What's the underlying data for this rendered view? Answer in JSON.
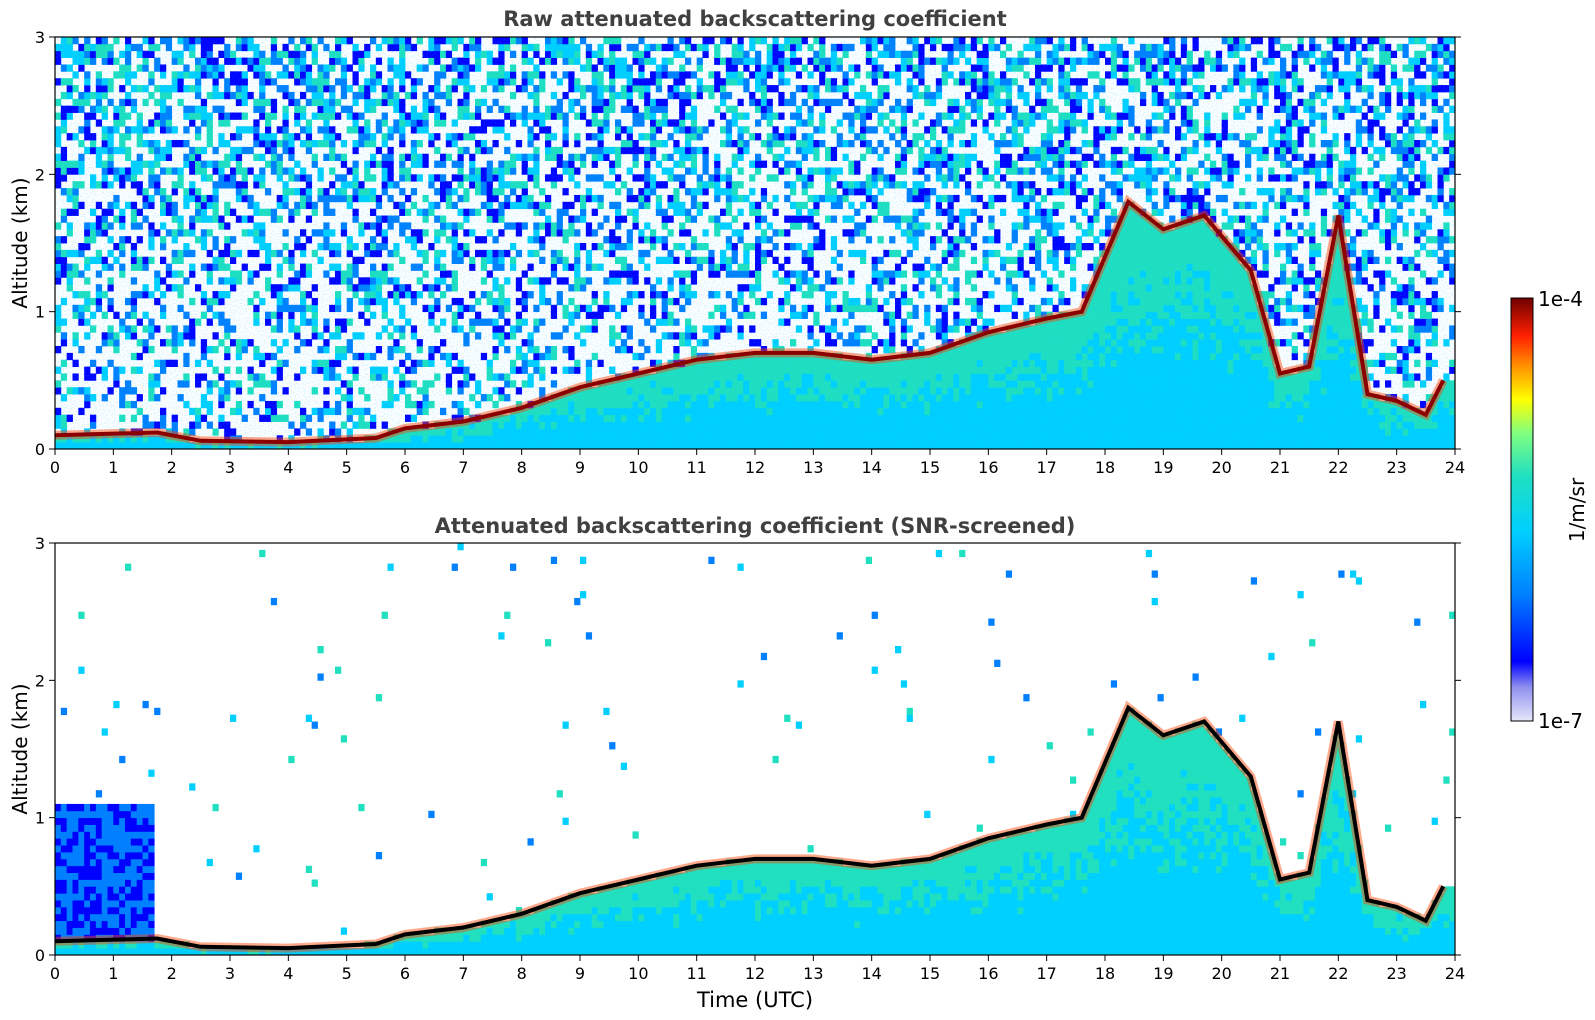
{
  "chart_data": [
    {
      "type": "heatmap",
      "title": "Raw attenuated backscattering coefficient",
      "xlabel": "",
      "ylabel": "Altitude (km)",
      "xlim": [
        0,
        24
      ],
      "ylim": [
        0,
        3
      ],
      "xticks": [
        "0",
        "1",
        "2",
        "3",
        "4",
        "5",
        "6",
        "7",
        "8",
        "9",
        "10",
        "11",
        "12",
        "13",
        "14",
        "15",
        "16",
        "17",
        "18",
        "19",
        "20",
        "21",
        "22",
        "23",
        "24"
      ],
      "yticks": [
        "0",
        "1",
        "2",
        "3"
      ],
      "screened": false,
      "cloud_layer": {
        "x": [
          0,
          1.75,
          2.5,
          4,
          5.5,
          6.0,
          7.0,
          8.0,
          9.0,
          10.0,
          11.0,
          12.0,
          13.0,
          14.0,
          15.0,
          16.0,
          17.0,
          17.6,
          18.4,
          19.0,
          19.7,
          20.5,
          21.0,
          21.5,
          22.0,
          22.5,
          23.0,
          23.5,
          23.8
        ],
        "y": [
          0.1,
          0.12,
          0.06,
          0.05,
          0.08,
          0.15,
          0.2,
          0.3,
          0.45,
          0.55,
          0.65,
          0.7,
          0.7,
          0.65,
          0.7,
          0.85,
          0.95,
          1.0,
          1.8,
          1.6,
          1.7,
          1.3,
          0.55,
          0.6,
          1.7,
          0.4,
          0.35,
          0.25,
          0.5
        ]
      }
    },
    {
      "type": "heatmap",
      "title": "Attenuated backscattering coefficient (SNR-screened)",
      "xlabel": "Time (UTC)",
      "ylabel": "Altitude (km)",
      "xlim": [
        0,
        24
      ],
      "ylim": [
        0,
        3
      ],
      "xticks": [
        "0",
        "1",
        "2",
        "3",
        "4",
        "5",
        "6",
        "7",
        "8",
        "9",
        "10",
        "11",
        "12",
        "13",
        "14",
        "15",
        "16",
        "17",
        "18",
        "19",
        "20",
        "21",
        "22",
        "23",
        "24"
      ],
      "yticks": [
        "0",
        "1",
        "2",
        "3"
      ],
      "screened": true,
      "cloud_layer": {
        "x": [
          0,
          1.75,
          2.5,
          4,
          5.5,
          6.0,
          7.0,
          8.0,
          9.0,
          10.0,
          11.0,
          12.0,
          13.0,
          14.0,
          15.0,
          16.0,
          17.0,
          17.6,
          18.4,
          19.0,
          19.7,
          20.5,
          21.0,
          21.5,
          22.0,
          22.5,
          23.0,
          23.5,
          23.8
        ],
        "y": [
          0.1,
          0.12,
          0.06,
          0.05,
          0.08,
          0.15,
          0.2,
          0.3,
          0.45,
          0.55,
          0.65,
          0.7,
          0.7,
          0.65,
          0.7,
          0.85,
          0.95,
          1.0,
          1.8,
          1.6,
          1.7,
          1.3,
          0.55,
          0.6,
          1.7,
          0.4,
          0.35,
          0.25,
          0.5
        ]
      }
    }
  ],
  "colorbar": {
    "min_label": "1e-7",
    "max_label": "1e-4",
    "label": "1/m/sr",
    "colormap": [
      "#e6e6fa",
      "#0000ff",
      "#0080ff",
      "#00d0ff",
      "#20e0c0",
      "#80ff80",
      "#ffff00",
      "#ff9000",
      "#ff2000",
      "#a00000",
      "#700000"
    ]
  }
}
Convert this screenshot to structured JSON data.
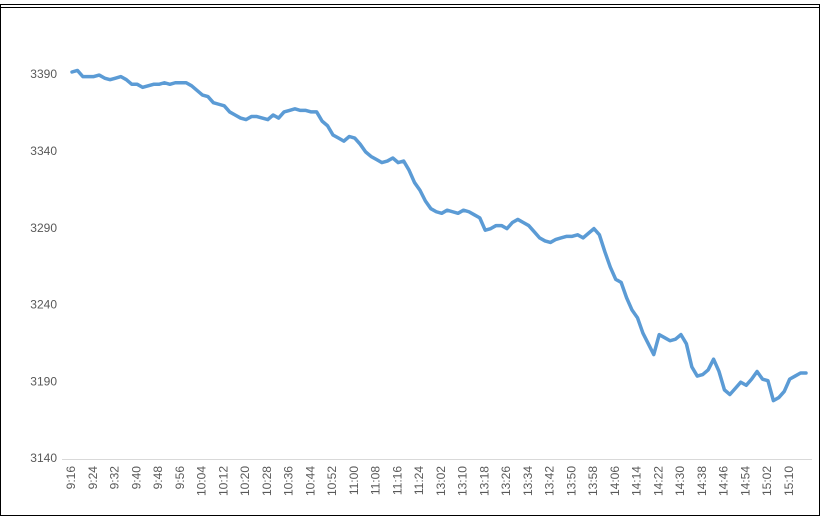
{
  "chart_data": {
    "type": "line",
    "categories": [
      "9:16",
      null,
      null,
      null,
      "9:24",
      null,
      null,
      null,
      "9:32",
      null,
      null,
      null,
      "9:40",
      null,
      null,
      null,
      "9:48",
      null,
      null,
      null,
      "9:56",
      null,
      null,
      null,
      "10:04",
      null,
      null,
      null,
      "10:12",
      null,
      null,
      null,
      "10:20",
      null,
      null,
      null,
      "10:28",
      null,
      null,
      null,
      "10:36",
      null,
      null,
      null,
      "10:44",
      null,
      null,
      null,
      "10:52",
      null,
      null,
      null,
      "11:00",
      null,
      null,
      null,
      "11:08",
      null,
      null,
      null,
      "11:16",
      null,
      null,
      null,
      "11:24",
      null,
      null,
      null,
      "13:02",
      null,
      null,
      null,
      "13:10",
      null,
      null,
      null,
      "13:18",
      null,
      null,
      null,
      "13:26",
      null,
      null,
      null,
      "13:34",
      null,
      null,
      null,
      "13:42",
      null,
      null,
      null,
      "13:50",
      null,
      null,
      null,
      "13:58",
      null,
      null,
      null,
      "14:06",
      null,
      null,
      null,
      "14:14",
      null,
      null,
      null,
      "14:22",
      null,
      null,
      null,
      "14:30",
      null,
      null,
      null,
      "14:38",
      null,
      null,
      null,
      "14:46",
      null,
      null,
      null,
      "14:54",
      null,
      null,
      null,
      "15:02",
      null,
      null,
      null,
      "15:10",
      null,
      null,
      null
    ],
    "values": [
      3392,
      3393,
      3389,
      3389,
      3389,
      3390,
      3388,
      3387,
      3388,
      3389,
      3387,
      3384,
      3384,
      3382,
      3383,
      3384,
      3384,
      3385,
      3384,
      3385,
      3385,
      3385,
      3383,
      3380,
      3377,
      3376,
      3372,
      3371,
      3370,
      3366,
      3364,
      3362,
      3361,
      3363,
      3363,
      3362,
      3361,
      3364,
      3362,
      3366,
      3367,
      3368,
      3367,
      3367,
      3366,
      3366,
      3360,
      3357,
      3351,
      3349,
      3347,
      3350,
      3349,
      3345,
      3340,
      3337,
      3335,
      3333,
      3334,
      3336,
      3333,
      3334,
      3328,
      3320,
      3315,
      3308,
      3303,
      3301,
      3300,
      3302,
      3301,
      3300,
      3302,
      3301,
      3299,
      3297,
      3289,
      3290,
      3292,
      3292,
      3290,
      3294,
      3296,
      3294,
      3292,
      3288,
      3284,
      3282,
      3281,
      3283,
      3284,
      3285,
      3285,
      3286,
      3284,
      3287,
      3290,
      3286,
      3275,
      3265,
      3257,
      3255,
      3245,
      3237,
      3232,
      3222,
      3215,
      3208,
      3221,
      3219,
      3217,
      3218,
      3221,
      3215,
      3200,
      3194,
      3195,
      3198,
      3205,
      3197,
      3185,
      3182,
      3186,
      3190,
      3188,
      3192,
      3197,
      3192,
      3191,
      3178,
      3180,
      3184,
      3192,
      3194,
      3196,
      3196
    ],
    "color": "#5b9bd5",
    "ylim": [
      3140,
      3420
    ],
    "yticks": [
      3140,
      3190,
      3240,
      3290,
      3340,
      3390
    ],
    "grid": false
  }
}
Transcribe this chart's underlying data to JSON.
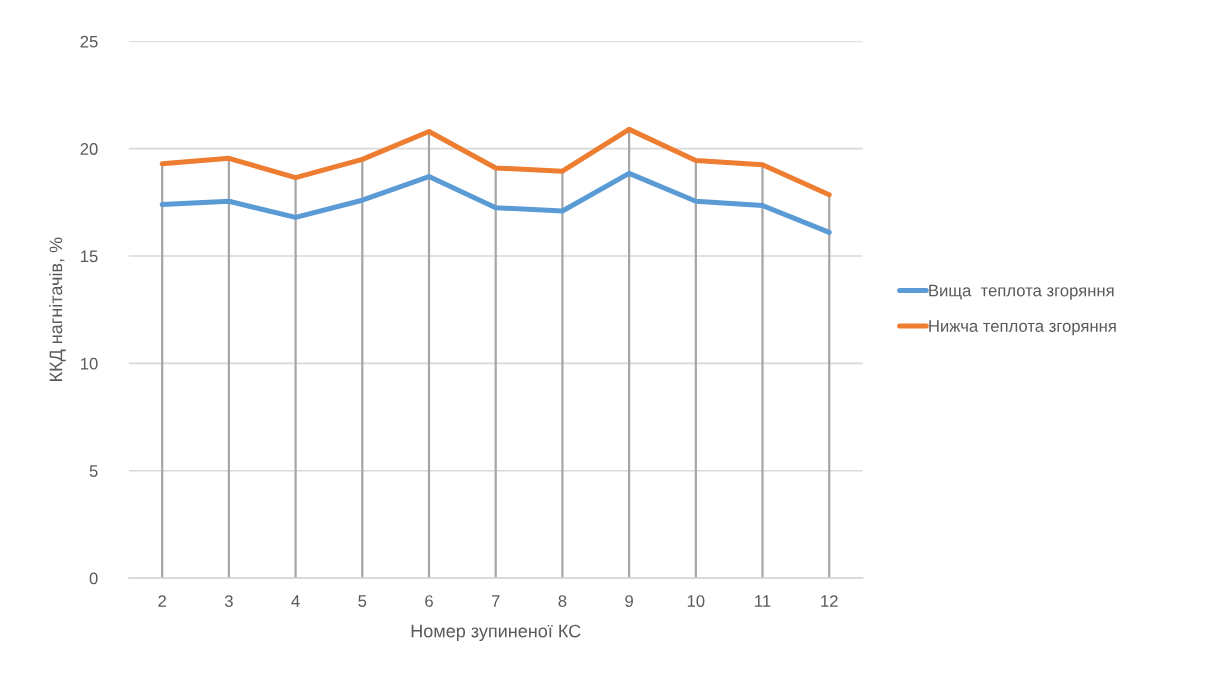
{
  "chart_data": {
    "type": "line",
    "xlabel": "Номер зупиненої КС",
    "ylabel": "ККД нагнітачів, %",
    "categories": [
      "2",
      "3",
      "4",
      "5",
      "6",
      "7",
      "8",
      "9",
      "10",
      "11",
      "12"
    ],
    "series": [
      {
        "name": "Вища  теплота згоряння",
        "color": "#5b9bd5",
        "values": [
          17.4,
          17.55,
          16.8,
          17.6,
          18.7,
          17.25,
          17.1,
          18.85,
          17.55,
          17.35,
          16.1
        ]
      },
      {
        "name": "Нижча теплота згоряння",
        "color": "#ed7d31",
        "values": [
          19.3,
          19.55,
          18.65,
          19.5,
          20.8,
          19.1,
          18.95,
          20.9,
          19.45,
          19.25,
          17.85
        ]
      }
    ],
    "ylim": [
      0,
      25
    ],
    "yticks": [
      0,
      5,
      10,
      15,
      20,
      25
    ],
    "grid": true,
    "legend": "right",
    "marker": "none",
    "line_style": "solid"
  }
}
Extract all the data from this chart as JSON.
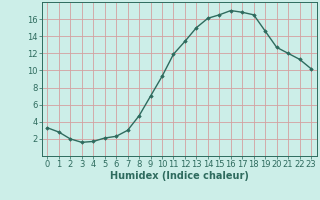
{
  "x": [
    0,
    1,
    2,
    3,
    4,
    5,
    6,
    7,
    8,
    9,
    10,
    11,
    12,
    13,
    14,
    15,
    16,
    17,
    18,
    19,
    20,
    21,
    22,
    23
  ],
  "y": [
    3.3,
    2.8,
    2.0,
    1.6,
    1.7,
    2.1,
    2.3,
    3.0,
    4.7,
    7.0,
    9.3,
    11.9,
    13.4,
    15.0,
    16.1,
    16.5,
    17.0,
    16.8,
    16.5,
    14.6,
    12.7,
    12.0,
    11.3,
    10.2
  ],
  "line_color": "#2e6b5e",
  "marker": "D",
  "marker_size": 1.8,
  "bg_color": "#cceee8",
  "grid_color_major": "#d4a0a0",
  "grid_color_minor": "#cceee8",
  "xlabel": "Humidex (Indice chaleur)",
  "ylim": [
    0,
    18
  ],
  "xlim": [
    -0.5,
    23.5
  ],
  "yticks": [
    2,
    4,
    6,
    8,
    10,
    12,
    14,
    16
  ],
  "xticks": [
    0,
    1,
    2,
    3,
    4,
    5,
    6,
    7,
    8,
    9,
    10,
    11,
    12,
    13,
    14,
    15,
    16,
    17,
    18,
    19,
    20,
    21,
    22,
    23
  ],
  "xlabel_fontsize": 7.0,
  "tick_fontsize": 6.0,
  "line_width": 1.0
}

========================================================================

## [Requirement]
Scan the listing above for the word "теплота" and show each line where it is found.

## [The output]
        "name": "Вища  теплота згоряння",
        "name": "Нижча теплота згоряння",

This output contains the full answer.